Without including any images, repeat the data exactly.
______________________________
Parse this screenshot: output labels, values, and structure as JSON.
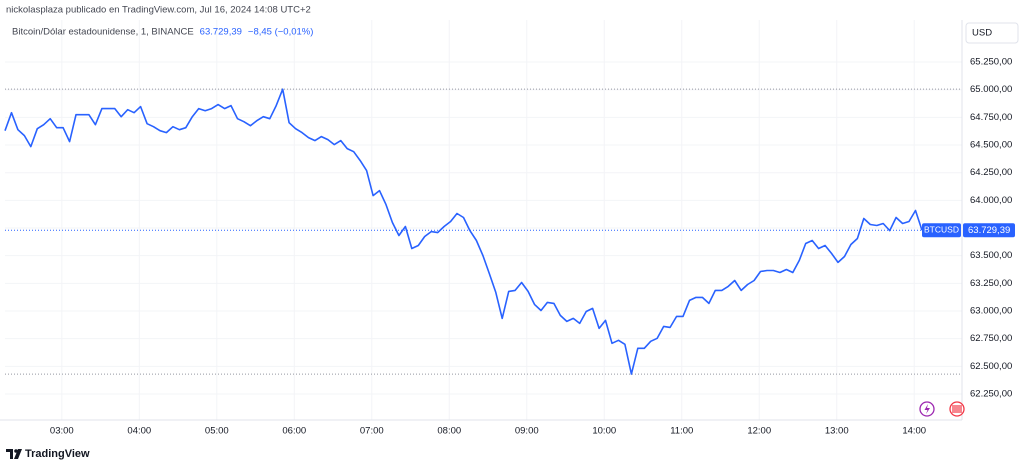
{
  "header": "nickolasplaza publicado en TradingView.com, Jul 16, 2024 14:08 UTC+2",
  "footer": "TradingView",
  "chart_data": {
    "type": "line",
    "title": "Bitcoin/Dólar estadounidense, 1, BINANCE",
    "last_value_label": "63.729,39",
    "change": "−8,45 (−0,01%)",
    "currency": "USD",
    "symbol": "BTCUSD",
    "grid": true,
    "x": [
      "02:16",
      "02:21",
      "02:26",
      "02:31",
      "02:36",
      "02:41",
      "02:46",
      "02:51",
      "02:56",
      "03:01",
      "03:06",
      "03:11",
      "03:16",
      "03:21",
      "03:26",
      "03:31",
      "03:36",
      "03:41",
      "03:46",
      "03:51",
      "03:56",
      "04:01",
      "04:06",
      "04:11",
      "04:16",
      "04:21",
      "04:26",
      "04:31",
      "04:36",
      "04:41",
      "04:46",
      "04:51",
      "04:56",
      "05:01",
      "05:06",
      "05:11",
      "05:16",
      "05:21",
      "05:26",
      "05:31",
      "05:36",
      "05:41",
      "05:46",
      "05:51",
      "05:56",
      "06:01",
      "06:06",
      "06:11",
      "06:16",
      "06:21",
      "06:26",
      "06:31",
      "06:36",
      "06:41",
      "06:46",
      "06:51",
      "06:56",
      "07:01",
      "07:06",
      "07:11",
      "07:16",
      "07:21",
      "07:26",
      "07:31",
      "07:36",
      "07:41",
      "07:46",
      "07:51",
      "07:56",
      "08:01",
      "08:06",
      "08:11",
      "08:16",
      "08:21",
      "08:26",
      "08:31",
      "08:36",
      "08:41",
      "08:46",
      "08:51",
      "08:56",
      "09:01",
      "09:06",
      "09:11",
      "09:16",
      "09:21",
      "09:26",
      "09:31",
      "09:36",
      "09:41",
      "09:46",
      "09:51",
      "09:56",
      "10:01",
      "10:06",
      "10:11",
      "10:16",
      "10:21",
      "10:26",
      "10:31",
      "10:36",
      "10:41",
      "10:46",
      "10:51",
      "10:56",
      "11:01",
      "11:06",
      "11:11",
      "11:16",
      "11:21",
      "11:26",
      "11:31",
      "11:36",
      "11:41",
      "11:46",
      "11:51",
      "11:56",
      "12:01",
      "12:06",
      "12:11",
      "12:16",
      "12:21",
      "12:26",
      "12:31",
      "12:36",
      "12:41",
      "12:46",
      "12:51",
      "12:56",
      "13:01",
      "13:06",
      "13:11",
      "13:16",
      "13:21",
      "13:26",
      "13:31",
      "13:36",
      "13:41",
      "13:46",
      "13:51",
      "13:56",
      "14:01",
      "14:06"
    ],
    "series": [
      {
        "name": "BTCUSD",
        "color": "#2962ff",
        "values": [
          64630,
          64792,
          64639,
          64585,
          64486,
          64648,
          64684,
          64738,
          64657,
          64657,
          64531,
          64774,
          64774,
          64774,
          64684,
          64829,
          64829,
          64829,
          64756,
          64819,
          64792,
          64847,
          64693,
          64666,
          64630,
          64612,
          64666,
          64639,
          64657,
          64756,
          64829,
          64810,
          64829,
          64865,
          64829,
          64856,
          64738,
          64711,
          64675,
          64720,
          64756,
          64738,
          64856,
          65005,
          64702,
          64648,
          64612,
          64567,
          64540,
          64576,
          64549,
          64504,
          64540,
          64468,
          64440,
          64359,
          64269,
          64043,
          64088,
          63962,
          63800,
          63682,
          63764,
          63565,
          63592,
          63673,
          63718,
          63709,
          63764,
          63809,
          63881,
          63845,
          63727,
          63637,
          63502,
          63339,
          63168,
          62933,
          63177,
          63186,
          63258,
          63177,
          63060,
          63005,
          63078,
          63069,
          62960,
          62906,
          62933,
          62888,
          62996,
          63024,
          62843,
          62915,
          62708,
          62735,
          62699,
          62430,
          62663,
          62663,
          62726,
          62753,
          62861,
          62852,
          62951,
          62951,
          63096,
          63123,
          63123,
          63069,
          63186,
          63186,
          63222,
          63276,
          63186,
          63240,
          63276,
          63357,
          63366,
          63366,
          63348,
          63375,
          63348,
          63457,
          63610,
          63637,
          63565,
          63592,
          63520,
          63439,
          63493,
          63601,
          63655,
          63836,
          63782,
          63773,
          63791,
          63727,
          63845,
          63791,
          63809,
          63908,
          63729.39
        ]
      }
    ],
    "xlim": [
      "02:16",
      "14:37"
    ],
    "xticks": [
      "03:00",
      "04:00",
      "05:00",
      "06:00",
      "07:00",
      "08:00",
      "09:00",
      "10:00",
      "11:00",
      "12:00",
      "13:00",
      "14:00"
    ],
    "ylim": [
      62015,
      65630
    ],
    "yticks": [
      {
        "value": 62250,
        "label": "62.250,00"
      },
      {
        "value": 62500,
        "label": "62.500,00"
      },
      {
        "value": 62750,
        "label": "62.750,00"
      },
      {
        "value": 63000,
        "label": "63.000,00"
      },
      {
        "value": 63250,
        "label": "63.250,00"
      },
      {
        "value": 63500,
        "label": "63.500,00"
      },
      {
        "value": 63750,
        "label": "63.750,00"
      },
      {
        "value": 64000,
        "label": "64.000,00"
      },
      {
        "value": 64250,
        "label": "64.250,00"
      },
      {
        "value": 64500,
        "label": "64.500,00"
      },
      {
        "value": 64750,
        "label": "64.750,00"
      },
      {
        "value": 65000,
        "label": "65.000,00"
      },
      {
        "value": 65250,
        "label": "65.250,00"
      }
    ]
  }
}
______________________________
▶ SOLUTION FOR THIS PROBLEM
Parse this screenshot: output labels, values, and structure as JSON.
{
  "header": "nickolasplaza publicado en TradingView.com, Jul 16, 2024 14:08 UTC+2",
  "footer": "TradingView",
  "chart_data": {
    "type": "line",
    "title": "Bitcoin/Dólar estadounidense, 1, BINANCE",
    "last_value_label": "63.729,39",
    "change": "−8,45 (−0,01%)",
    "currency": "USD",
    "symbol": "BTCUSD",
    "grid": true,
    "x": [
      "02:16",
      "02:21",
      "02:26",
      "02:31",
      "02:36",
      "02:41",
      "02:46",
      "02:51",
      "02:56",
      "03:01",
      "03:06",
      "03:11",
      "03:16",
      "03:21",
      "03:26",
      "03:31",
      "03:36",
      "03:41",
      "03:46",
      "03:51",
      "03:56",
      "04:01",
      "04:06",
      "04:11",
      "04:16",
      "04:21",
      "04:26",
      "04:31",
      "04:36",
      "04:41",
      "04:46",
      "04:51",
      "04:56",
      "05:01",
      "05:06",
      "05:11",
      "05:16",
      "05:21",
      "05:26",
      "05:31",
      "05:36",
      "05:41",
      "05:46",
      "05:51",
      "05:56",
      "06:01",
      "06:06",
      "06:11",
      "06:16",
      "06:21",
      "06:26",
      "06:31",
      "06:36",
      "06:41",
      "06:46",
      "06:51",
      "06:56",
      "07:01",
      "07:06",
      "07:11",
      "07:16",
      "07:21",
      "07:26",
      "07:31",
      "07:36",
      "07:41",
      "07:46",
      "07:51",
      "07:56",
      "08:01",
      "08:06",
      "08:11",
      "08:16",
      "08:21",
      "08:26",
      "08:31",
      "08:36",
      "08:41",
      "08:46",
      "08:51",
      "08:56",
      "09:01",
      "09:06",
      "09:11",
      "09:16",
      "09:21",
      "09:26",
      "09:31",
      "09:36",
      "09:41",
      "09:46",
      "09:51",
      "09:56",
      "10:01",
      "10:06",
      "10:11",
      "10:16",
      "10:21",
      "10:26",
      "10:31",
      "10:36",
      "10:41",
      "10:46",
      "10:51",
      "10:56",
      "11:01",
      "11:06",
      "11:11",
      "11:16",
      "11:21",
      "11:26",
      "11:31",
      "11:36",
      "11:41",
      "11:46",
      "11:51",
      "11:56",
      "12:01",
      "12:06",
      "12:11",
      "12:16",
      "12:21",
      "12:26",
      "12:31",
      "12:36",
      "12:41",
      "12:46",
      "12:51",
      "12:56",
      "13:01",
      "13:06",
      "13:11",
      "13:16",
      "13:21",
      "13:26",
      "13:31",
      "13:36",
      "13:41",
      "13:46",
      "13:51",
      "13:56",
      "14:01",
      "14:06"
    ],
    "series": [
      {
        "name": "BTCUSD",
        "color": "#2962ff",
        "values": [
          64630,
          64792,
          64639,
          64585,
          64486,
          64648,
          64684,
          64738,
          64657,
          64657,
          64531,
          64774,
          64774,
          64774,
          64684,
          64829,
          64829,
          64829,
          64756,
          64819,
          64792,
          64847,
          64693,
          64666,
          64630,
          64612,
          64666,
          64639,
          64657,
          64756,
          64829,
          64810,
          64829,
          64865,
          64829,
          64856,
          64738,
          64711,
          64675,
          64720,
          64756,
          64738,
          64856,
          65005,
          64702,
          64648,
          64612,
          64567,
          64540,
          64576,
          64549,
          64504,
          64540,
          64468,
          64440,
          64359,
          64269,
          64043,
          64088,
          63962,
          63800,
          63682,
          63764,
          63565,
          63592,
          63673,
          63718,
          63709,
          63764,
          63809,
          63881,
          63845,
          63727,
          63637,
          63502,
          63339,
          63168,
          62933,
          63177,
          63186,
          63258,
          63177,
          63060,
          63005,
          63078,
          63069,
          62960,
          62906,
          62933,
          62888,
          62996,
          63024,
          62843,
          62915,
          62708,
          62735,
          62699,
          62430,
          62663,
          62663,
          62726,
          62753,
          62861,
          62852,
          62951,
          62951,
          63096,
          63123,
          63123,
          63069,
          63186,
          63186,
          63222,
          63276,
          63186,
          63240,
          63276,
          63357,
          63366,
          63366,
          63348,
          63375,
          63348,
          63457,
          63610,
          63637,
          63565,
          63592,
          63520,
          63439,
          63493,
          63601,
          63655,
          63836,
          63782,
          63773,
          63791,
          63727,
          63845,
          63791,
          63809,
          63908,
          63729.39
        ]
      }
    ],
    "xlim": [
      "02:16",
      "14:37"
    ],
    "xticks": [
      "03:00",
      "04:00",
      "05:00",
      "06:00",
      "07:00",
      "08:00",
      "09:00",
      "10:00",
      "11:00",
      "12:00",
      "13:00",
      "14:00"
    ],
    "ylim": [
      62015,
      65630
    ],
    "yticks": [
      {
        "value": 62250,
        "label": "62.250,00"
      },
      {
        "value": 62500,
        "label": "62.500,00"
      },
      {
        "value": 62750,
        "label": "62.750,00"
      },
      {
        "value": 63000,
        "label": "63.000,00"
      },
      {
        "value": 63250,
        "label": "63.250,00"
      },
      {
        "value": 63500,
        "label": "63.500,00"
      },
      {
        "value": 63750,
        "label": "63.750,00"
      },
      {
        "value": 64000,
        "label": "64.000,00"
      },
      {
        "value": 64250,
        "label": "64.250,00"
      },
      {
        "value": 64500,
        "label": "64.500,00"
      },
      {
        "value": 64750,
        "label": "64.750,00"
      },
      {
        "value": 65000,
        "label": "65.000,00"
      },
      {
        "value": 65250,
        "label": "65.250,00"
      }
    ]
  }
}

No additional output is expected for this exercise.